| Set task |
Each line containing the word "JSON" must be collected.

| Dataset |

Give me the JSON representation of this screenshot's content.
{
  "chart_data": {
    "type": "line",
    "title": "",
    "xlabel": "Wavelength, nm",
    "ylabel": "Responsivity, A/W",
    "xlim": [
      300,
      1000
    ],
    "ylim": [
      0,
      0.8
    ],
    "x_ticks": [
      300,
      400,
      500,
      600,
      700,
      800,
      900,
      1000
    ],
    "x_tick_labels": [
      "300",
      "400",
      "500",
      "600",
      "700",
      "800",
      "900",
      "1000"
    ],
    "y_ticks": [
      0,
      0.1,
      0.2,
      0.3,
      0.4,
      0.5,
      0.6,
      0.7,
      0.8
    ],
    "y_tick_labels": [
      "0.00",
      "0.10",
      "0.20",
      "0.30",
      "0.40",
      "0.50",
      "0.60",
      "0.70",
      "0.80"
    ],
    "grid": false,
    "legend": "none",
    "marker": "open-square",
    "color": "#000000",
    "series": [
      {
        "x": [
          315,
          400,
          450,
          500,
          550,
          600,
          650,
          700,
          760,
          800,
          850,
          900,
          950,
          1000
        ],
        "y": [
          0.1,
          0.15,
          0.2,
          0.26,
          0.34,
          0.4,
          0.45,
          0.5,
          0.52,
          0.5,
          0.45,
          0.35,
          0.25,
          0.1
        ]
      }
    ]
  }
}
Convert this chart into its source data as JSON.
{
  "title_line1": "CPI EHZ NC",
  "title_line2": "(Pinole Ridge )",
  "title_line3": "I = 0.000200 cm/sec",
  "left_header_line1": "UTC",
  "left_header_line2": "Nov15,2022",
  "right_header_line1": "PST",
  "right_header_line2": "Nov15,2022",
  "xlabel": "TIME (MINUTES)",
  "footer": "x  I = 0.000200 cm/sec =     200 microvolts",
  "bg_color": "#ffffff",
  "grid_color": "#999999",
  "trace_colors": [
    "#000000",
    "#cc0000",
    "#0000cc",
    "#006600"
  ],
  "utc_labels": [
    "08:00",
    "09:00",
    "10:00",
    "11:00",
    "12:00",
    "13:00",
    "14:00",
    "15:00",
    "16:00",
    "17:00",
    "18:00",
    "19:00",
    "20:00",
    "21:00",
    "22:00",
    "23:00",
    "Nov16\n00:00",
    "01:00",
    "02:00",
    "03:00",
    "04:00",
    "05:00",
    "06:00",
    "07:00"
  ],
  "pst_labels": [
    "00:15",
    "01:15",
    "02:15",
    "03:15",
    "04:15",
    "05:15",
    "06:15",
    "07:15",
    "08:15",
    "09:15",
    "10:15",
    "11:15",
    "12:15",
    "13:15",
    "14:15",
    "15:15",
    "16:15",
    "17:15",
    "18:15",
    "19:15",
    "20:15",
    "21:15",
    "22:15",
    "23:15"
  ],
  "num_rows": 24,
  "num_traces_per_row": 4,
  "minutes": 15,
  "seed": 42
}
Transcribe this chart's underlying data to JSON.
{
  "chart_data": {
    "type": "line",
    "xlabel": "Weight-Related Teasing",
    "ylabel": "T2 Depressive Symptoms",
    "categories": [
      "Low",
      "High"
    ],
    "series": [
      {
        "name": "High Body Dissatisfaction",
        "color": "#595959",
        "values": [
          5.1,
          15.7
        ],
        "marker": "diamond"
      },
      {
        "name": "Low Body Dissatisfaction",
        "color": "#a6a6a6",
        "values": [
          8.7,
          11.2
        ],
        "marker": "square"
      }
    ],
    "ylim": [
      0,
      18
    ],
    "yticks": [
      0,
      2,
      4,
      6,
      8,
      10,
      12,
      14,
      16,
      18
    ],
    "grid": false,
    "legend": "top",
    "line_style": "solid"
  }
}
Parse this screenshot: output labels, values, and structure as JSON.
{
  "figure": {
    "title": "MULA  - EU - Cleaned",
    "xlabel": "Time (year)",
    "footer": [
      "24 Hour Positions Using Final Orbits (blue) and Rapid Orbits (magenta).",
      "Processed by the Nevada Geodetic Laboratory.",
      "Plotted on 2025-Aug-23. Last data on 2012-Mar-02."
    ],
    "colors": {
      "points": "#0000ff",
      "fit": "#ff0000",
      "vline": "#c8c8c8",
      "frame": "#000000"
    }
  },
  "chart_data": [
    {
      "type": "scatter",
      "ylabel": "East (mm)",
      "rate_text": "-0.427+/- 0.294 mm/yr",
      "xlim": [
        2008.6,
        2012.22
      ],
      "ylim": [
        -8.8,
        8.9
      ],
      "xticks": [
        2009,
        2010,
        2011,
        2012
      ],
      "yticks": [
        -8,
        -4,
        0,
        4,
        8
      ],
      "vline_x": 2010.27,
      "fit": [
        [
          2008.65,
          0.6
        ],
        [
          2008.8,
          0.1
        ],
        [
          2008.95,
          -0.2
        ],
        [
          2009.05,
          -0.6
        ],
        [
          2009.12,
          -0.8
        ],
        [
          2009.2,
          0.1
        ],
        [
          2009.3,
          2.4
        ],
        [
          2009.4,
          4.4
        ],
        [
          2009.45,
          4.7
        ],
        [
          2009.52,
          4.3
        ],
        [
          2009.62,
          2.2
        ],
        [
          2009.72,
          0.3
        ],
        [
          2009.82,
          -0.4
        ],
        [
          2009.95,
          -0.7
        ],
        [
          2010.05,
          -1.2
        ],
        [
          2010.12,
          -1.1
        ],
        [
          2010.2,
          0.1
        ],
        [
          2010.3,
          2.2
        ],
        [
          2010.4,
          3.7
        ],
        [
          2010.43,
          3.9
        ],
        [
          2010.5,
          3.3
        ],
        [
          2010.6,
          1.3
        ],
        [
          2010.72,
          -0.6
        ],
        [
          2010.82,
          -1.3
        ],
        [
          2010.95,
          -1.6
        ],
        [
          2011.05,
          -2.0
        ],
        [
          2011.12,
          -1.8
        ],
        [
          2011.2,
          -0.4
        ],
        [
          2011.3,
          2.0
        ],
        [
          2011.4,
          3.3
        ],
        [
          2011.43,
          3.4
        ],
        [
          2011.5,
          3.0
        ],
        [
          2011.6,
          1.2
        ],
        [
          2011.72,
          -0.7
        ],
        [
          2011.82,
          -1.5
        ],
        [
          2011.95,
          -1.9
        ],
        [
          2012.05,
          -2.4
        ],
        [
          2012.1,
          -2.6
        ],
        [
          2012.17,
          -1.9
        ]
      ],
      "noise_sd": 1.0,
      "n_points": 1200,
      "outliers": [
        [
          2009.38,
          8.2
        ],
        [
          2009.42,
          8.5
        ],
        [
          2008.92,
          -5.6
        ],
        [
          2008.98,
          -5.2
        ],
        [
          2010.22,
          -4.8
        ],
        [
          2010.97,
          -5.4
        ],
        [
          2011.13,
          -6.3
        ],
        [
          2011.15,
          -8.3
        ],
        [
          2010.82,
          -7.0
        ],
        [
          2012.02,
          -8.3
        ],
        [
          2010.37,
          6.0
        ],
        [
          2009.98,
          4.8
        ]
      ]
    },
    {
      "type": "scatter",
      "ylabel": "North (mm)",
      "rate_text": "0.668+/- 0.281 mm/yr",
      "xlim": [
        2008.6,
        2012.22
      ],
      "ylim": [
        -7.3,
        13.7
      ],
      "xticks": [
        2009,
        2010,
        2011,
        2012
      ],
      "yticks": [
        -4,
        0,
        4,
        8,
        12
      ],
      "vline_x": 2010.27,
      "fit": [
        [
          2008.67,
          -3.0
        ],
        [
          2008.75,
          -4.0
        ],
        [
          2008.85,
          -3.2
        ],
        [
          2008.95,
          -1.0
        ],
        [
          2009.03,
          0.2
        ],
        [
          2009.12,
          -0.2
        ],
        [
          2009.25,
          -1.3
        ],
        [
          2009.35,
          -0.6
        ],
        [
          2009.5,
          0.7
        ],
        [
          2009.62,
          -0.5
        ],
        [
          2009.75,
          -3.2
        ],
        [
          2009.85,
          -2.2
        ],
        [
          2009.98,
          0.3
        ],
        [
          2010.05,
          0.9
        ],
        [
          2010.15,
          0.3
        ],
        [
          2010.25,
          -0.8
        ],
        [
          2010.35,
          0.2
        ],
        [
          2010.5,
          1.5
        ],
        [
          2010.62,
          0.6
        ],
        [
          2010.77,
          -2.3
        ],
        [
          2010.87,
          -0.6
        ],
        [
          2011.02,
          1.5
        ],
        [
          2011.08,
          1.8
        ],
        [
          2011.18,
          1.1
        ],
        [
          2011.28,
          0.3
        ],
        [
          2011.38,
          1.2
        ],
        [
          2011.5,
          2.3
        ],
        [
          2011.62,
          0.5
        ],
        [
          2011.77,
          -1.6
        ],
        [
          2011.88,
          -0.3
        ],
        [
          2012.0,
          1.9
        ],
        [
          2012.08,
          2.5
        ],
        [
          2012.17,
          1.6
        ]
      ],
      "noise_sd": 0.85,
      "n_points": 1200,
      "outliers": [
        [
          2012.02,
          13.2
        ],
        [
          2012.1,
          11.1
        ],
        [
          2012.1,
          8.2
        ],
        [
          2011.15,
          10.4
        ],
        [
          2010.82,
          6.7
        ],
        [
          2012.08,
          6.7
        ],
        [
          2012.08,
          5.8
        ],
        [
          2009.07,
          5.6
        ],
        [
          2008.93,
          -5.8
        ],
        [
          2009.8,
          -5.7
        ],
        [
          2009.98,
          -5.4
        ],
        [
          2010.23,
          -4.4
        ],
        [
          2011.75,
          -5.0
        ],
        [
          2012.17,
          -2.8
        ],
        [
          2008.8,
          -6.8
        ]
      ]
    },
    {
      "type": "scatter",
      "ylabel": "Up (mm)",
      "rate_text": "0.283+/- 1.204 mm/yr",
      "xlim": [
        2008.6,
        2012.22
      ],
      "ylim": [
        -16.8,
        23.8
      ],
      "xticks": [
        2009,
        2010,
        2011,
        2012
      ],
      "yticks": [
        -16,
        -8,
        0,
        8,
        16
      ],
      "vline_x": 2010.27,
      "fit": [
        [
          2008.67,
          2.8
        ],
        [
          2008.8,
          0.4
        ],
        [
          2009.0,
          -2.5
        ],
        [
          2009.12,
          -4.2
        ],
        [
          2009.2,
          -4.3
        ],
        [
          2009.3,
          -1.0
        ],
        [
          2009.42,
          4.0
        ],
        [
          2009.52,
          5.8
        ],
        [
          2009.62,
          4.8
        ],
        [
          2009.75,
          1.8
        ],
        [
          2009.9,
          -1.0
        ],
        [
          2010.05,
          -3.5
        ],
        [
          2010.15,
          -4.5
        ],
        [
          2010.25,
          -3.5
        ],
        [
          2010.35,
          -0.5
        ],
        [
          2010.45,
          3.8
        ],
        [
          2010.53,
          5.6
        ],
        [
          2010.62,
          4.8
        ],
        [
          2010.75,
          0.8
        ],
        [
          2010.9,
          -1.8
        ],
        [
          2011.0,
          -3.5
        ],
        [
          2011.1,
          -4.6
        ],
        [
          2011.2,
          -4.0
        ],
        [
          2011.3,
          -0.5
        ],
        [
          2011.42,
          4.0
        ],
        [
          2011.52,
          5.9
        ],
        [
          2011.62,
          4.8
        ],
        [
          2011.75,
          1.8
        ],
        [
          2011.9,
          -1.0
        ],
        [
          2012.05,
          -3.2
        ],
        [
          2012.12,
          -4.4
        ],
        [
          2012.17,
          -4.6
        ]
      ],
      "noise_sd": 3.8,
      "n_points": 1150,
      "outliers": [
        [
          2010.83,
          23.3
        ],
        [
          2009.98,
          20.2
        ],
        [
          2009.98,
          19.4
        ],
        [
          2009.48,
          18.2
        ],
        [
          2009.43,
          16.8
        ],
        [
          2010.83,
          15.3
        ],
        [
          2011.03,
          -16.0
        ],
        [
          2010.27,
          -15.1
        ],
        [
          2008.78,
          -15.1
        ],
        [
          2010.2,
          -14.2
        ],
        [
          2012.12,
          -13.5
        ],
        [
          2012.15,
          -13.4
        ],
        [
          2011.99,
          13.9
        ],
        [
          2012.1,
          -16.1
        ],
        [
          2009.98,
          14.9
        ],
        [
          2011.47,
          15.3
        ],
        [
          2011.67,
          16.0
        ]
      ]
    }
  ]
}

| Answer to this exercise |
Give me the JSON representation of this screenshot's content.
Convert this chart into its source data as JSON.
Transcribe this chart's underlying data to JSON.
Parse this screenshot: output labels, values, and structure as JSON.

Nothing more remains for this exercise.